— Start of Entries provided —

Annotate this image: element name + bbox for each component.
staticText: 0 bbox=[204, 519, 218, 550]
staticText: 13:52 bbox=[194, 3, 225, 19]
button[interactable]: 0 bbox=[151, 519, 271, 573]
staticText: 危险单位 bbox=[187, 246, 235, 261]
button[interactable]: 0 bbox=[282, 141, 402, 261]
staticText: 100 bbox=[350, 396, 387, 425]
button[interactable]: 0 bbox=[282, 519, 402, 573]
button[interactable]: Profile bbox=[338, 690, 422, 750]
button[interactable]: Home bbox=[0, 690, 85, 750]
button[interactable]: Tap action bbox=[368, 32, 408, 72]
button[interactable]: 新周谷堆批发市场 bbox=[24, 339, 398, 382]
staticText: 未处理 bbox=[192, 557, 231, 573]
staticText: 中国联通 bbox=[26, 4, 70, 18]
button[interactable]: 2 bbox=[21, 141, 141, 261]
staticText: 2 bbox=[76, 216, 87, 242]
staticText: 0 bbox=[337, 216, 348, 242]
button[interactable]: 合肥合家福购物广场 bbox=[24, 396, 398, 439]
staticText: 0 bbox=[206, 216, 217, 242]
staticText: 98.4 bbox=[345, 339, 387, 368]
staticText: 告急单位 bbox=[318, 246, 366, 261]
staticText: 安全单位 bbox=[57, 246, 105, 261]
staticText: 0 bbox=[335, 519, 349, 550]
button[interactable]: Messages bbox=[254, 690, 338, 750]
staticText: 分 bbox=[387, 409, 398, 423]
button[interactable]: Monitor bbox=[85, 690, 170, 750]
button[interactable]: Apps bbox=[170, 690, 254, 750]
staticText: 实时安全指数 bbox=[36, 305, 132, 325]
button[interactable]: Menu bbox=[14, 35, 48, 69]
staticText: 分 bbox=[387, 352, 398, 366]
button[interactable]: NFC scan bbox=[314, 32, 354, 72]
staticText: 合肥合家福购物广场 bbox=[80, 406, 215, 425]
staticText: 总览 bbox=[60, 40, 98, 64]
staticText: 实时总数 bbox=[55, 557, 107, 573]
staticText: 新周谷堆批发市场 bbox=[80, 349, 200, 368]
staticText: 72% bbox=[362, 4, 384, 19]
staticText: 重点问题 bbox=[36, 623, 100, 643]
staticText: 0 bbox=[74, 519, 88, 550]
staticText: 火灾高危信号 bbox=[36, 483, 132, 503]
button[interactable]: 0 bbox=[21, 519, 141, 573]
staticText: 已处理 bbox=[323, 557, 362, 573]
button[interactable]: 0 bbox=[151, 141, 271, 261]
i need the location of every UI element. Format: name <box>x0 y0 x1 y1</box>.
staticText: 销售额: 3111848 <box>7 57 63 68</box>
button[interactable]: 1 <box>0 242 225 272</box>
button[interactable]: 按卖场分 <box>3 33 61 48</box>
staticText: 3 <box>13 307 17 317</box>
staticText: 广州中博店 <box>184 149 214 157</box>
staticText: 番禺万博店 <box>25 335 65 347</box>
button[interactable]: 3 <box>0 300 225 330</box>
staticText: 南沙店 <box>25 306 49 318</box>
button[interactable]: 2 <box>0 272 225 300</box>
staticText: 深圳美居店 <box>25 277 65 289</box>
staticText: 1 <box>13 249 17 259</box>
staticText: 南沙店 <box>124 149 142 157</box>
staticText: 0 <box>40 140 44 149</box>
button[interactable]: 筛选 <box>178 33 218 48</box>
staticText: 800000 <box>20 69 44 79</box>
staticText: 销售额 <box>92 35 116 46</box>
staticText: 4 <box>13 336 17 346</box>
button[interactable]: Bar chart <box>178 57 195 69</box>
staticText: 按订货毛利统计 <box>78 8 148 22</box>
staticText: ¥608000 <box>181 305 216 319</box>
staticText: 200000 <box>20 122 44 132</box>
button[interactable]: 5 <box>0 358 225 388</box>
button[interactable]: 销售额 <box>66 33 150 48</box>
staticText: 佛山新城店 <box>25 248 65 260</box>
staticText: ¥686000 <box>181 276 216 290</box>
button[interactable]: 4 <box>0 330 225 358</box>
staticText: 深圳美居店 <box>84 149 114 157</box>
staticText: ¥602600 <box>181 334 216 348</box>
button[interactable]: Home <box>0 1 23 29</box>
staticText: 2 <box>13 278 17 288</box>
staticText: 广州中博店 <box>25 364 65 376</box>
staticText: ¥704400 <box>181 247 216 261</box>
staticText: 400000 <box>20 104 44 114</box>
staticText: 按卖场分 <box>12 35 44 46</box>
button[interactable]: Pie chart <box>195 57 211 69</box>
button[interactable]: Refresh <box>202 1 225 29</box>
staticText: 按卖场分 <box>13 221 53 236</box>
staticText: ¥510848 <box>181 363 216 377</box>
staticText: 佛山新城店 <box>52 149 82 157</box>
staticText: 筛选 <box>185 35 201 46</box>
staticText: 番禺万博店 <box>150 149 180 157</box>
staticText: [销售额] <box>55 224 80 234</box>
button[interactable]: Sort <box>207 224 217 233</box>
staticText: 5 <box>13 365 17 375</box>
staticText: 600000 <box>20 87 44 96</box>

— End of Entries provided —

## Task description
Please copy every line of the records above unchanged.

## Finished task
Annotate this image: element name + bbox for each component.
staticText: 0 bbox=[204, 519, 218, 550]
staticText: 13:52 bbox=[194, 3, 225, 19]
button[interactable]: 0 bbox=[151, 519, 271, 573]
staticText: 危险单位 bbox=[187, 246, 235, 261]
button[interactable]: 0 bbox=[282, 141, 402, 261]
staticText: 100 bbox=[350, 396, 387, 425]
button[interactable]: 0 bbox=[282, 519, 402, 573]
button[interactable]: Profile bbox=[338, 690, 422, 750]
button[interactable]: Home bbox=[0, 690, 85, 750]
button[interactable]: Tap action bbox=[368, 32, 408, 72]
button[interactable]: 新周谷堆批发市场 bbox=[24, 339, 398, 382]
staticText: 未处理 bbox=[192, 557, 231, 573]
staticText: 中国联通 bbox=[26, 4, 70, 18]
button[interactable]: 2 bbox=[21, 141, 141, 261]
staticText: 2 bbox=[76, 216, 87, 242]
staticText: 0 bbox=[337, 216, 348, 242]
button[interactable]: 合肥合家福购物广场 bbox=[24, 396, 398, 439]
staticText: 0 bbox=[206, 216, 217, 242]
staticText: 98.4 bbox=[345, 339, 387, 368]
staticText: 告急单位 bbox=[318, 246, 366, 261]
staticText: 安全单位 bbox=[57, 246, 105, 261]
staticText: 0 bbox=[335, 519, 349, 550]
button[interactable]: Messages bbox=[254, 690, 338, 750]
staticText: 分 bbox=[387, 409, 398, 423]
button[interactable]: Monitor bbox=[85, 690, 170, 750]
button[interactable]: Apps bbox=[170, 690, 254, 750]
staticText: 实时安全指数 bbox=[36, 305, 132, 325]
button[interactable]: Menu bbox=[14, 35, 48, 69]
staticText: 分 bbox=[387, 352, 398, 366]
button[interactable]: NFC scan bbox=[314, 32, 354, 72]
staticText: 合肥合家福购物广场 bbox=[80, 406, 215, 425]
staticText: 总览 bbox=[60, 40, 98, 64]
staticText: 实时总数 bbox=[55, 557, 107, 573]
staticText: 新周谷堆批发市场 bbox=[80, 349, 200, 368]
staticText: 72% bbox=[362, 4, 384, 19]
staticText: 重点问题 bbox=[36, 623, 100, 643]
staticText: 0 bbox=[74, 519, 88, 550]
staticText: 火灾高危信号 bbox=[36, 483, 132, 503]
button[interactable]: 0 bbox=[21, 519, 141, 573]
staticText: 已处理 bbox=[323, 557, 362, 573]
button[interactable]: 0 bbox=[151, 141, 271, 261]
i need the location of every UI element. Format: name <box>x0 y0 x1 y1</box>.
staticText: 销售额: 3111848 <box>7 57 63 68</box>
button[interactable]: 1 <box>0 242 225 272</box>
button[interactable]: 按卖场分 <box>3 33 61 48</box>
staticText: 3 <box>13 307 17 317</box>
staticText: 广州中博店 <box>184 149 214 157</box>
staticText: 番禺万博店 <box>25 335 65 347</box>
button[interactable]: 3 <box>0 300 225 330</box>
staticText: 南沙店 <box>25 306 49 318</box>
button[interactable]: 2 <box>0 272 225 300</box>
staticText: 深圳美居店 <box>25 277 65 289</box>
staticText: 1 <box>13 249 17 259</box>
staticText: 南沙店 <box>124 149 142 157</box>
staticText: 0 <box>40 140 44 149</box>
button[interactable]: 筛选 <box>178 33 218 48</box>
staticText: 800000 <box>20 69 44 79</box>
staticText: 销售额 <box>92 35 116 46</box>
staticText: 4 <box>13 336 17 346</box>
button[interactable]: Bar chart <box>178 57 195 69</box>
staticText: 按订货毛利统计 <box>78 8 148 22</box>
staticText: ¥608000 <box>181 305 216 319</box>
staticText: 200000 <box>20 122 44 132</box>
button[interactable]: 5 <box>0 358 225 388</box>
button[interactable]: 销售额 <box>66 33 150 48</box>
staticText: 佛山新城店 <box>25 248 65 260</box>
staticText: ¥686000 <box>181 276 216 290</box>
button[interactable]: 4 <box>0 330 225 358</box>
staticText: 深圳美居店 <box>84 149 114 157</box>
staticText: ¥602600 <box>181 334 216 348</box>
button[interactable]: Home <box>0 1 23 29</box>
staticText: 2 <box>13 278 17 288</box>
staticText: 广州中博店 <box>25 364 65 376</box>
staticText: ¥704400 <box>181 247 216 261</box>
staticText: 400000 <box>20 104 44 114</box>
staticText: 按卖场分 <box>12 35 44 46</box>
button[interactable]: Pie chart <box>195 57 211 69</box>
button[interactable]: Refresh <box>202 1 225 29</box>
staticText: 按卖场分 <box>13 221 53 236</box>
staticText: ¥510848 <box>181 363 216 377</box>
staticText: 佛山新城店 <box>52 149 82 157</box>
staticText: 筛选 <box>185 35 201 46</box>
staticText: 番禺万博店 <box>150 149 180 157</box>
staticText: [销售额] <box>55 224 80 234</box>
button[interactable]: Sort <box>207 224 217 233</box>
staticText: 5 <box>13 365 17 375</box>
staticText: 600000 <box>20 87 44 96</box>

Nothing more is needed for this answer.